— Start —

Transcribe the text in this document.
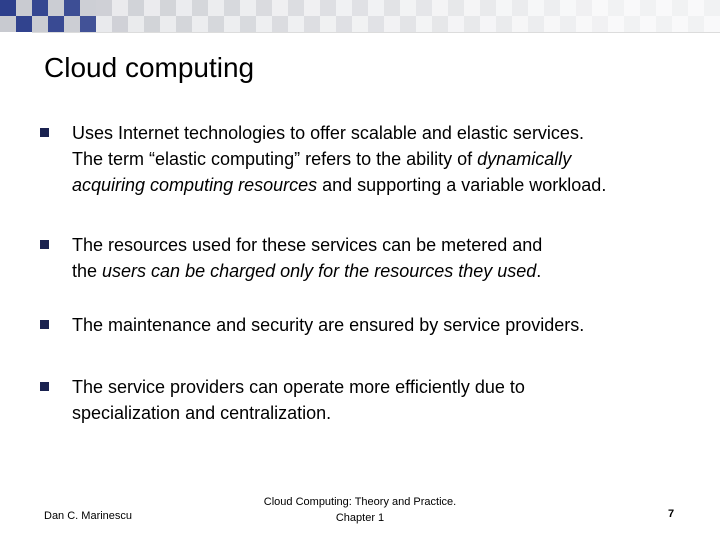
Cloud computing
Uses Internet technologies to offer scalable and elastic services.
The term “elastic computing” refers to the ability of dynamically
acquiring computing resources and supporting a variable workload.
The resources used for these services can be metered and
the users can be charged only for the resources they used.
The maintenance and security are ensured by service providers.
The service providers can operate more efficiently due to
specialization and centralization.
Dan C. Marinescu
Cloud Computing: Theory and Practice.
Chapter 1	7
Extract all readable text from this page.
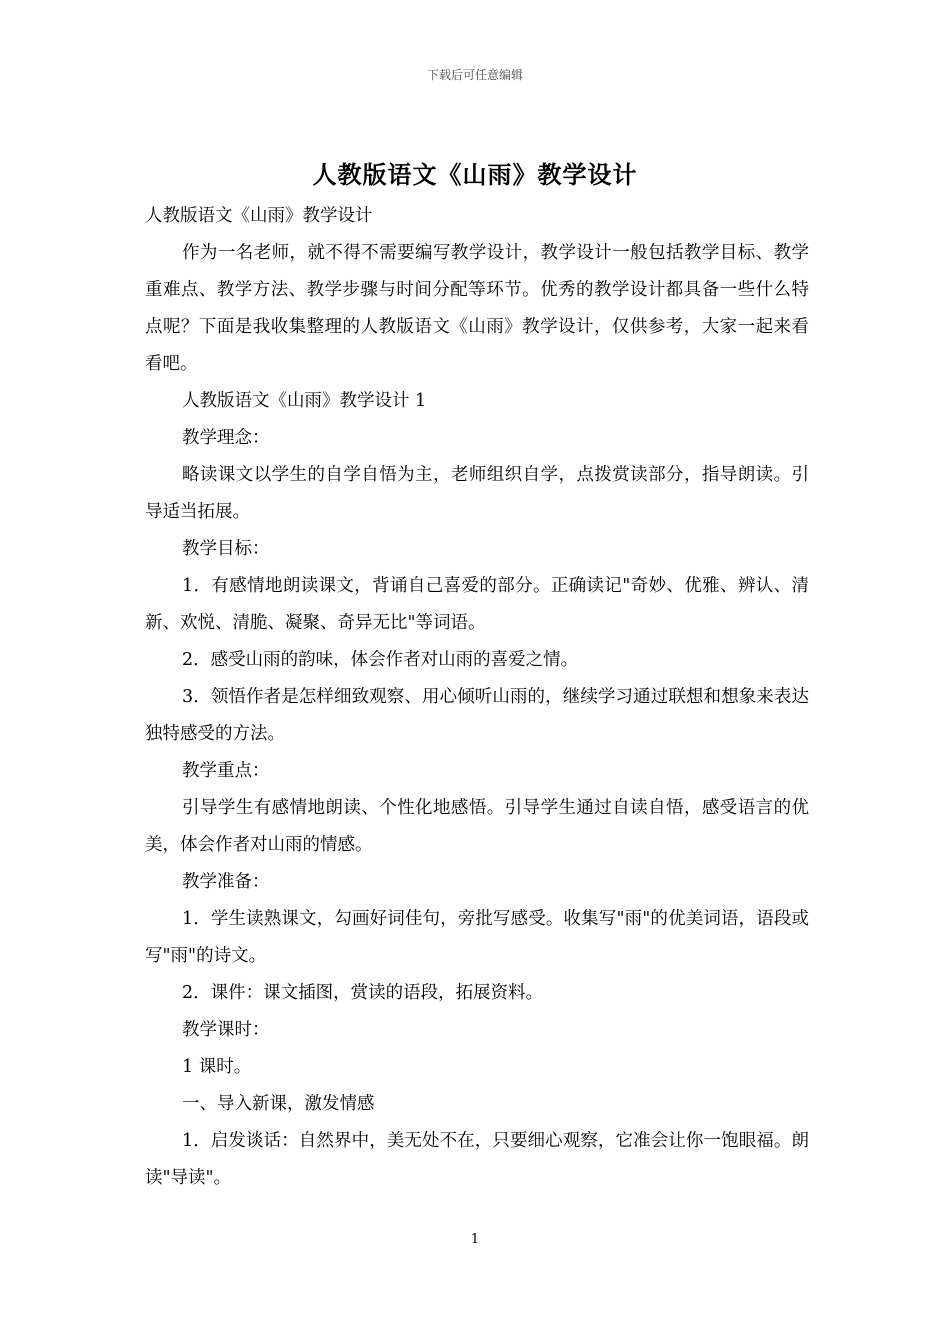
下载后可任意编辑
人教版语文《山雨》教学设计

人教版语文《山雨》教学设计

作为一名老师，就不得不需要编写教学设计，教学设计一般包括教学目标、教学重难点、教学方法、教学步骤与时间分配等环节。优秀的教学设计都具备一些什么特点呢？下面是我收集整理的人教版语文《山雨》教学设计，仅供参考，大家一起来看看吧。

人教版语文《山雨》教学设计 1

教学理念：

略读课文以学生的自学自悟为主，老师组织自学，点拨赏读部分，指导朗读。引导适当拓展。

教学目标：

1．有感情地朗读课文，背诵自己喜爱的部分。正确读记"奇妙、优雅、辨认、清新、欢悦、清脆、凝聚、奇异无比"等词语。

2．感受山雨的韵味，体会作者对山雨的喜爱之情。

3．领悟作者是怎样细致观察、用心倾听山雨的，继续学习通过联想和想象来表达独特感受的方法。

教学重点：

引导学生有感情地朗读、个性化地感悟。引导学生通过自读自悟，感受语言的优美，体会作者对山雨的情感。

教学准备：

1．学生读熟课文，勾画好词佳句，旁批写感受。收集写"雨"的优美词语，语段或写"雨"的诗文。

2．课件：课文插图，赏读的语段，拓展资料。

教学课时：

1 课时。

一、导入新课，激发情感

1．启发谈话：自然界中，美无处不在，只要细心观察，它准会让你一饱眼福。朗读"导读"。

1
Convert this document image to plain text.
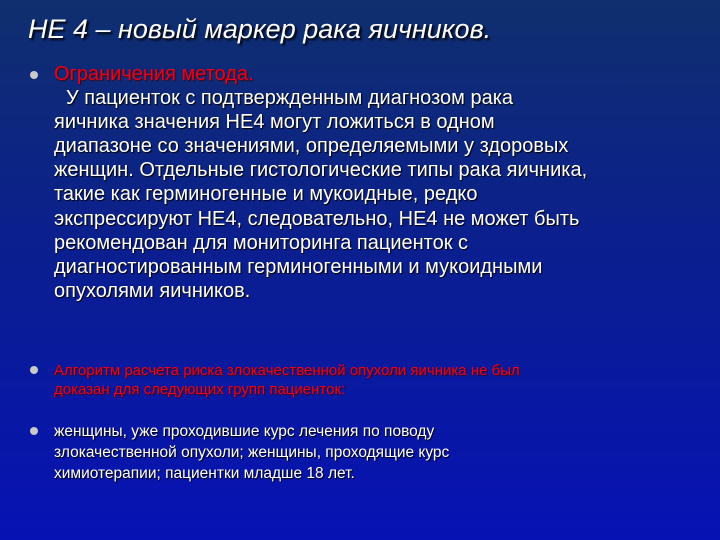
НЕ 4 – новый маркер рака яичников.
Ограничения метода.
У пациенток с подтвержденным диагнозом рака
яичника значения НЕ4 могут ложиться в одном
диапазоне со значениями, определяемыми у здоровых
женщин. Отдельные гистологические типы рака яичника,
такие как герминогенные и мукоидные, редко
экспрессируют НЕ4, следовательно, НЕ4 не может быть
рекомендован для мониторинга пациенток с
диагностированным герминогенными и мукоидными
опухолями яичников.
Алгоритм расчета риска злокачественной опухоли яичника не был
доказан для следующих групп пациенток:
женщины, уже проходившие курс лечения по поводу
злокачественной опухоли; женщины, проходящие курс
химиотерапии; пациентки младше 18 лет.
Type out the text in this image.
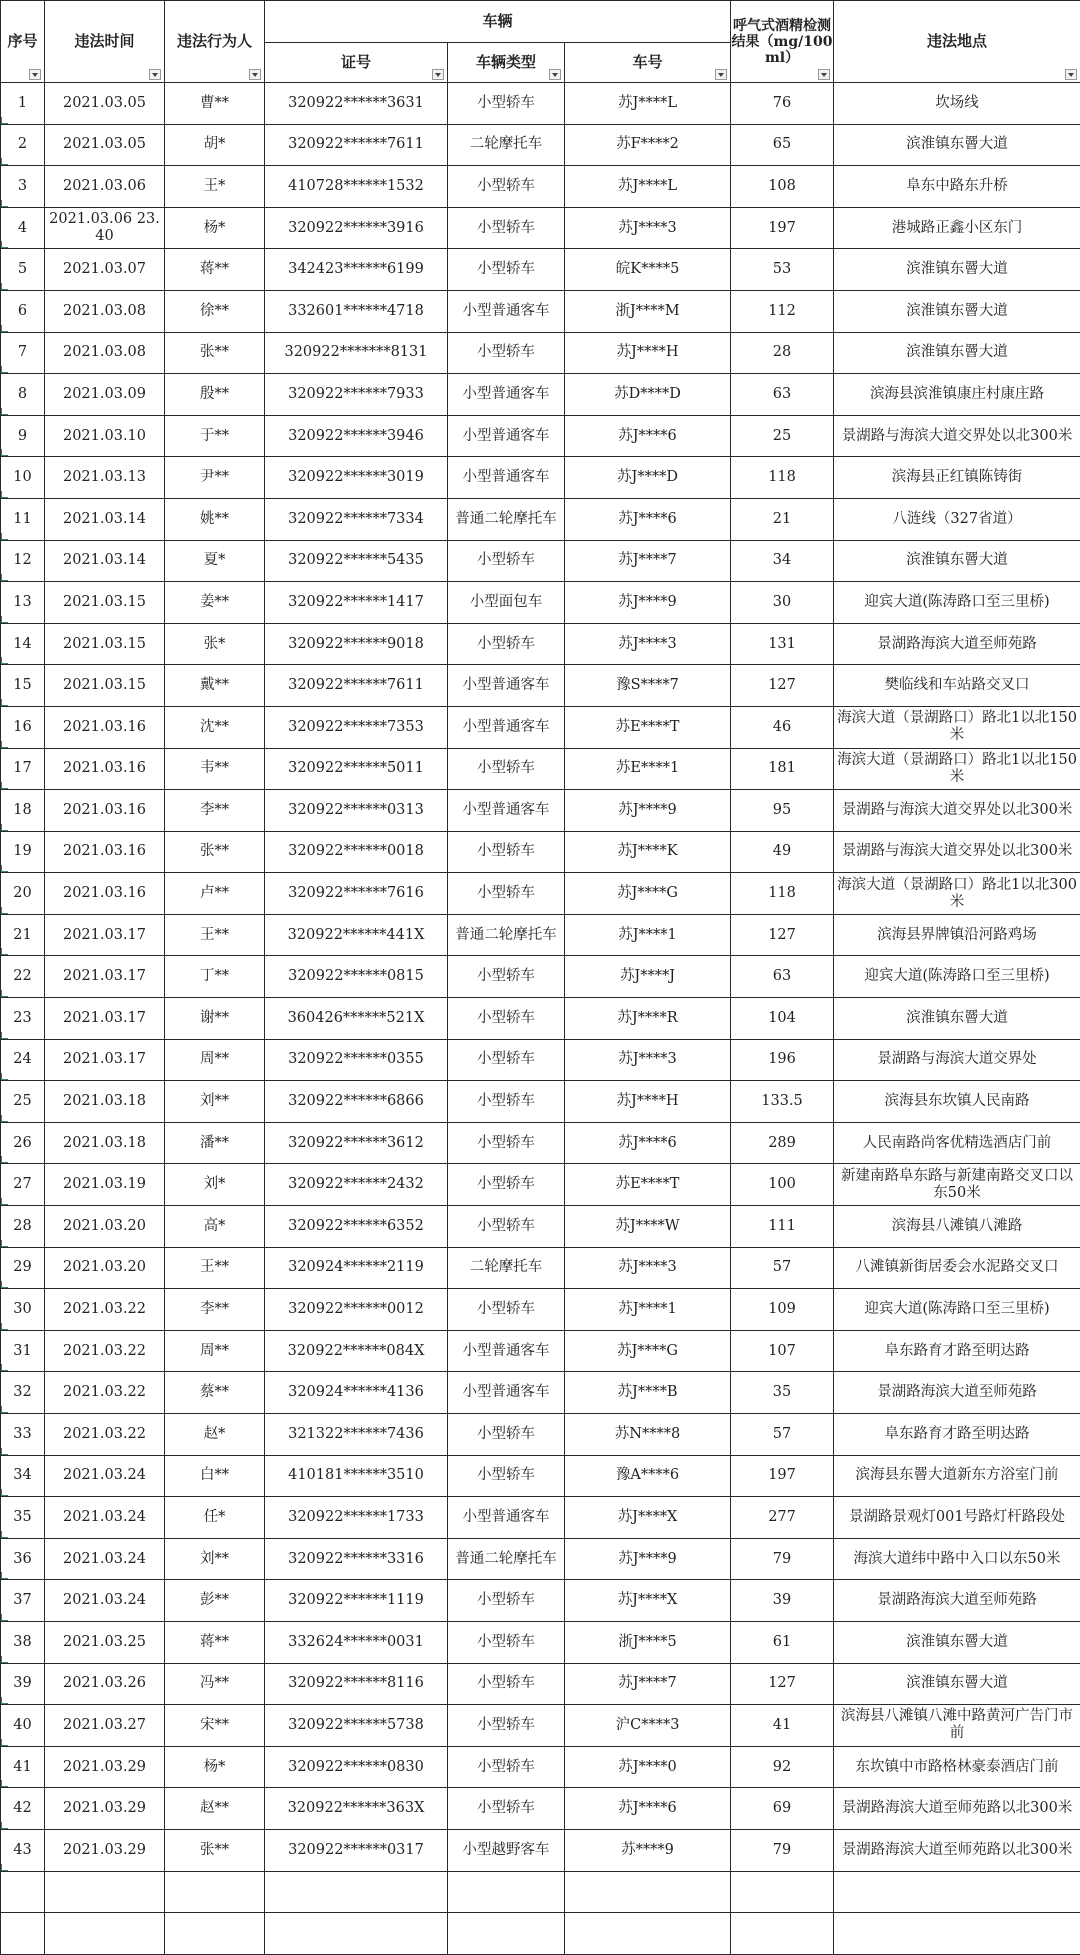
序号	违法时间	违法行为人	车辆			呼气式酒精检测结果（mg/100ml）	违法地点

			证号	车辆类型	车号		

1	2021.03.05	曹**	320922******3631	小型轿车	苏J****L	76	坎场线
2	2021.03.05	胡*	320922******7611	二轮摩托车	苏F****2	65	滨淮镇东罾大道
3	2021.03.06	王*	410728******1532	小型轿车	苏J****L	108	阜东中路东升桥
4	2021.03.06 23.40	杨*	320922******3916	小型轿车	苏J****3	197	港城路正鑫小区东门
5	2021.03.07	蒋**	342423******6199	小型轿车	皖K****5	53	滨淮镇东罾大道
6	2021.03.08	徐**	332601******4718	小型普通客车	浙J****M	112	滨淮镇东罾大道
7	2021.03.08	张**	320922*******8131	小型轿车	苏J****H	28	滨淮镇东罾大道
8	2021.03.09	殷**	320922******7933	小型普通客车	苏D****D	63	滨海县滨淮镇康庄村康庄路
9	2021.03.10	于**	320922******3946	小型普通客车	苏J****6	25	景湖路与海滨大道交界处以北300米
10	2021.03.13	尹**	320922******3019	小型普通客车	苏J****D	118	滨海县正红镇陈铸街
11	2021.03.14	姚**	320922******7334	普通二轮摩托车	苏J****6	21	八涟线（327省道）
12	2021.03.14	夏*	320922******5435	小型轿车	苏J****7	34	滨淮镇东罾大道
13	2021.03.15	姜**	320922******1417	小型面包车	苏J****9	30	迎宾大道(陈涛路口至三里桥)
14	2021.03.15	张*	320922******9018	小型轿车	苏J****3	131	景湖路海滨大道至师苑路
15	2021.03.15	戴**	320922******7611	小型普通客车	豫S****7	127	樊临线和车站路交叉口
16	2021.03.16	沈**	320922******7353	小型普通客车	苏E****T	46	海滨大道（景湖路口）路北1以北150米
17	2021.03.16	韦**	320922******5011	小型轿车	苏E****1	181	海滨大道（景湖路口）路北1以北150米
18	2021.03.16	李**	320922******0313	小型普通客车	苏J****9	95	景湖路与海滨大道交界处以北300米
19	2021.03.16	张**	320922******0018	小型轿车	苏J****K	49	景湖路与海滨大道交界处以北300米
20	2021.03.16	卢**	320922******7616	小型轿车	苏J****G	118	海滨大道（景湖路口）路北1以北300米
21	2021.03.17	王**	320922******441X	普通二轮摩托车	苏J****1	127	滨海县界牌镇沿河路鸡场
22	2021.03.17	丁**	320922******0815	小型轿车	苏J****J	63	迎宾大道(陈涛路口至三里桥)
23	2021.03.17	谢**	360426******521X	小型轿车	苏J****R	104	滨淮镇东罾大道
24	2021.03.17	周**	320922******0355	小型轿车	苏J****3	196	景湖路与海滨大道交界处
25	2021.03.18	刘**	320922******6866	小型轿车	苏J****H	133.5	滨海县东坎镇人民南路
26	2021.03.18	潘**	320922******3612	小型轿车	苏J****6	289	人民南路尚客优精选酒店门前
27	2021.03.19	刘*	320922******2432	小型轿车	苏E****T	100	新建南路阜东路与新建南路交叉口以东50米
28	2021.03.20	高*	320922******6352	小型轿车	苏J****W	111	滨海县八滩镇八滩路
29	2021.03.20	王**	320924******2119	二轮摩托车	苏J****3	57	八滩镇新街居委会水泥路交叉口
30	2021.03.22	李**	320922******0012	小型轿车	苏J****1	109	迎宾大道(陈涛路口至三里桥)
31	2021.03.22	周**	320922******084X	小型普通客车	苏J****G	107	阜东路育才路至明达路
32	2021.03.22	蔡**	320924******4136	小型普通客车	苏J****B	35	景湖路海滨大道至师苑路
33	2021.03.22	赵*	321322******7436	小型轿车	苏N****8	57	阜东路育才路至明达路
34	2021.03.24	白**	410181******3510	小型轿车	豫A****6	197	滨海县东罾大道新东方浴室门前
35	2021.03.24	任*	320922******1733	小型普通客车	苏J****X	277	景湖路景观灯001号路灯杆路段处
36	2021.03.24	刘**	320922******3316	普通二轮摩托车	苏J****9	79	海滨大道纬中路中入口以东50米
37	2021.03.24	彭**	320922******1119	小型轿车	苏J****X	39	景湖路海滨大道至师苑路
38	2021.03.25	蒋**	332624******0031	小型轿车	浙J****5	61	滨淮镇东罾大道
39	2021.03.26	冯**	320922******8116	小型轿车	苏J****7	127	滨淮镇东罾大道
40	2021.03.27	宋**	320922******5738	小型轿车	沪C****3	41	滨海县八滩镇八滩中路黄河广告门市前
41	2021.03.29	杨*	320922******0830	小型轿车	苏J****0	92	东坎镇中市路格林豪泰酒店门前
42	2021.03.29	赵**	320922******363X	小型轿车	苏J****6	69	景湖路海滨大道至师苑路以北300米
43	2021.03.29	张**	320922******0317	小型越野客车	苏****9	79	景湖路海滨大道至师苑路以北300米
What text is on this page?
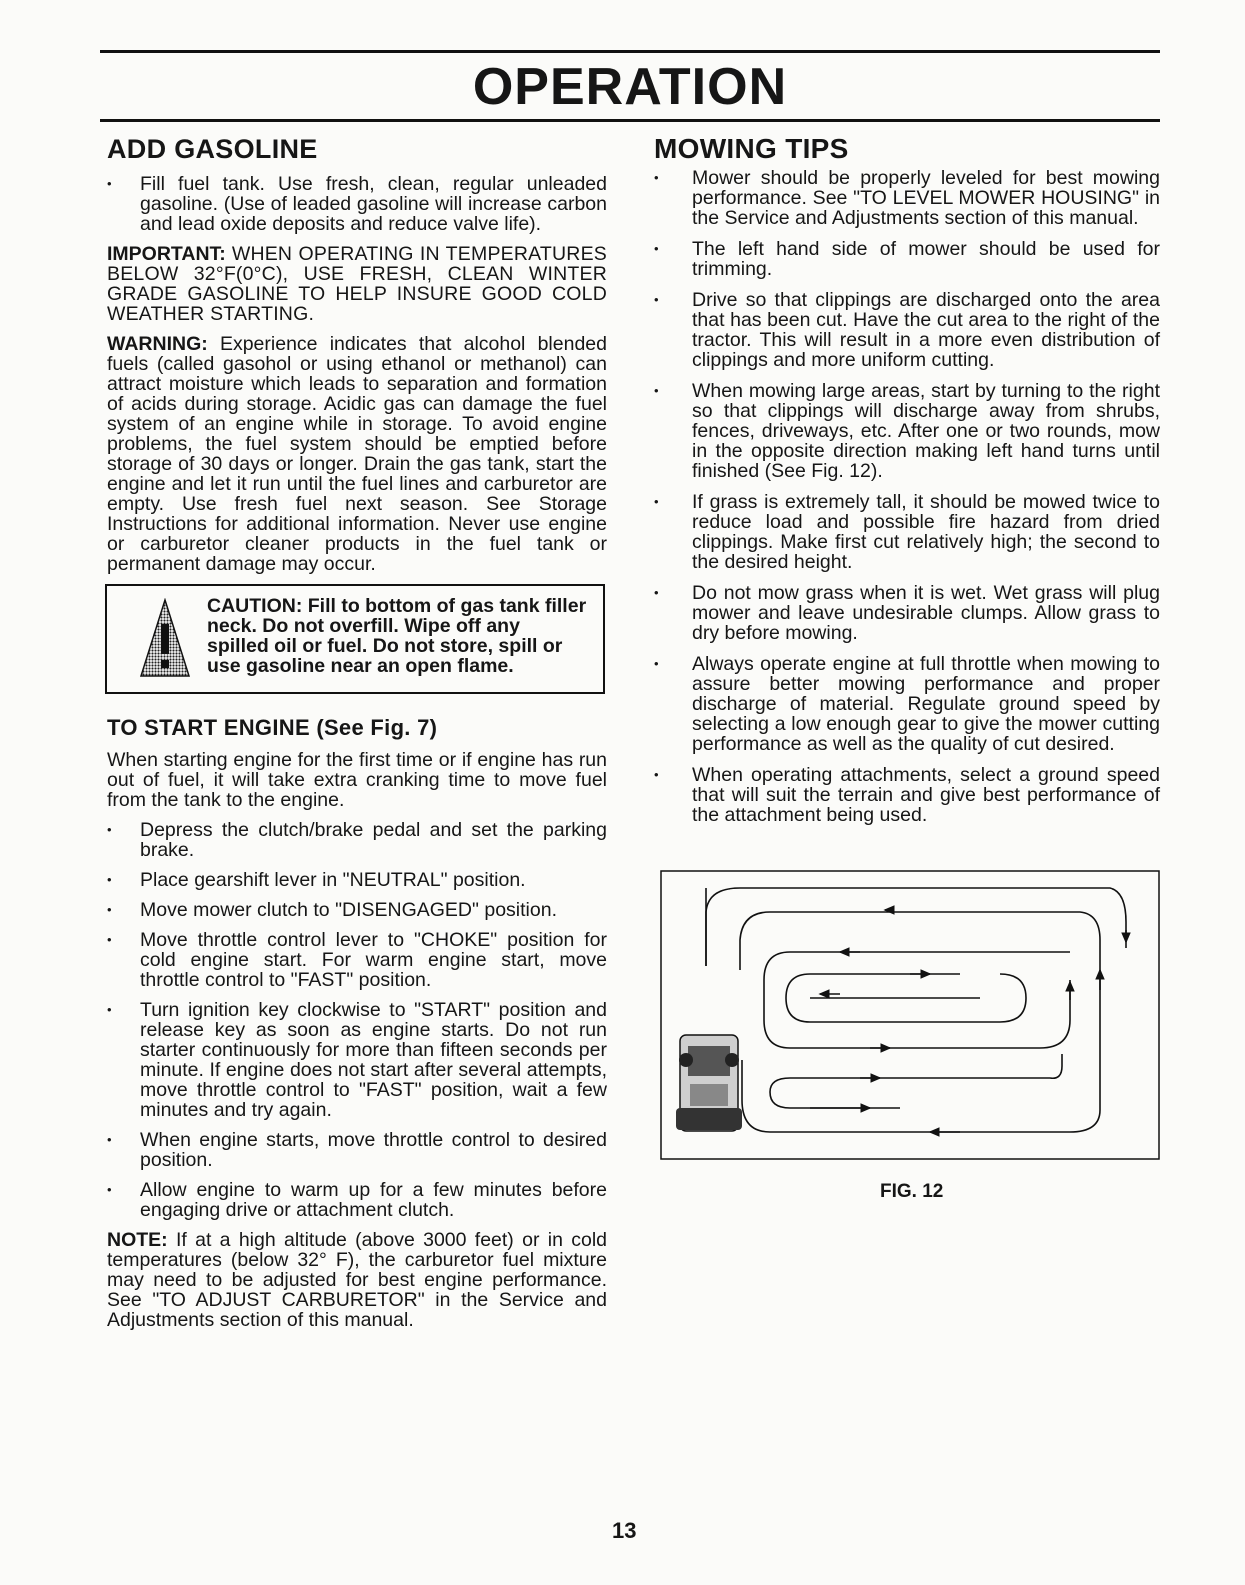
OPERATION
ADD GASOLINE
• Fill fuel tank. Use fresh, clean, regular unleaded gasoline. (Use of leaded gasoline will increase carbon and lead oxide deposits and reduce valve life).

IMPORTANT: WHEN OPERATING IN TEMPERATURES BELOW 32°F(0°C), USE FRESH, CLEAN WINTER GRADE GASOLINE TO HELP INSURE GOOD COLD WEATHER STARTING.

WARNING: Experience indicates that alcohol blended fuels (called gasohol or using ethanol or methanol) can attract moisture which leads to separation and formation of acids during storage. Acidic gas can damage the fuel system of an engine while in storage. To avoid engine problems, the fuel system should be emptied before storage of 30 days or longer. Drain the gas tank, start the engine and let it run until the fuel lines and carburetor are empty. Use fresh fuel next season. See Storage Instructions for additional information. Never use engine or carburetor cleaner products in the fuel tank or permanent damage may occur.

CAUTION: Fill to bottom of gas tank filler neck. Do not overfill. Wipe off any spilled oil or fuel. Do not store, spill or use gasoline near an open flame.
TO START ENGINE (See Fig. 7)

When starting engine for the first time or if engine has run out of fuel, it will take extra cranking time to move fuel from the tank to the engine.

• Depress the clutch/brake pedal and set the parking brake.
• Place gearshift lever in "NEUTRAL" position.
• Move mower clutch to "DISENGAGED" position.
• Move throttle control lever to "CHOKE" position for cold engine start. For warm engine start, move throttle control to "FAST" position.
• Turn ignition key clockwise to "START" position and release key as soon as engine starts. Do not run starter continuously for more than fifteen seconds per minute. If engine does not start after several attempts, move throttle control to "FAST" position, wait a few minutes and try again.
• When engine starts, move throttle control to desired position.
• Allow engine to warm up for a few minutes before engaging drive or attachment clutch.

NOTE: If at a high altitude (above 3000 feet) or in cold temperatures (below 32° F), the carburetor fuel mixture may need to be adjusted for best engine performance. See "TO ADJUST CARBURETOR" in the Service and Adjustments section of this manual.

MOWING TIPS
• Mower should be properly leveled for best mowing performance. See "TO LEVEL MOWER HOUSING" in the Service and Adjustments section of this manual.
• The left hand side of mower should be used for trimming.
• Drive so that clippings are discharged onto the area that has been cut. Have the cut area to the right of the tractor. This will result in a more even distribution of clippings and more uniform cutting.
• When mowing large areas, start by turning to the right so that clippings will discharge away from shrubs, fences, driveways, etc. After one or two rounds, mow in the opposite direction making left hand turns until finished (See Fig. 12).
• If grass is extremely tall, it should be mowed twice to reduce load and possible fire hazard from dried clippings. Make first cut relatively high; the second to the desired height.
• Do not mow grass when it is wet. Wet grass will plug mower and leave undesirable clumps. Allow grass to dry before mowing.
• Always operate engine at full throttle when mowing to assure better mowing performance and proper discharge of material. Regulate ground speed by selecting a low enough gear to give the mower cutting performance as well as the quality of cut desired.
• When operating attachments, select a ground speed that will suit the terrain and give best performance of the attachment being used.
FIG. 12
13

— End —

→ **What you need to do**
Which lines hold the string "warm"? Copy all of them from the data above.

→ **Solution**
• Move throttle control lever to "CHOKE" position for cold engine start. For warm engine start, move throttle control to "FAST" position.
• Allow engine to warm up for a few minutes before engaging drive or attachment clutch.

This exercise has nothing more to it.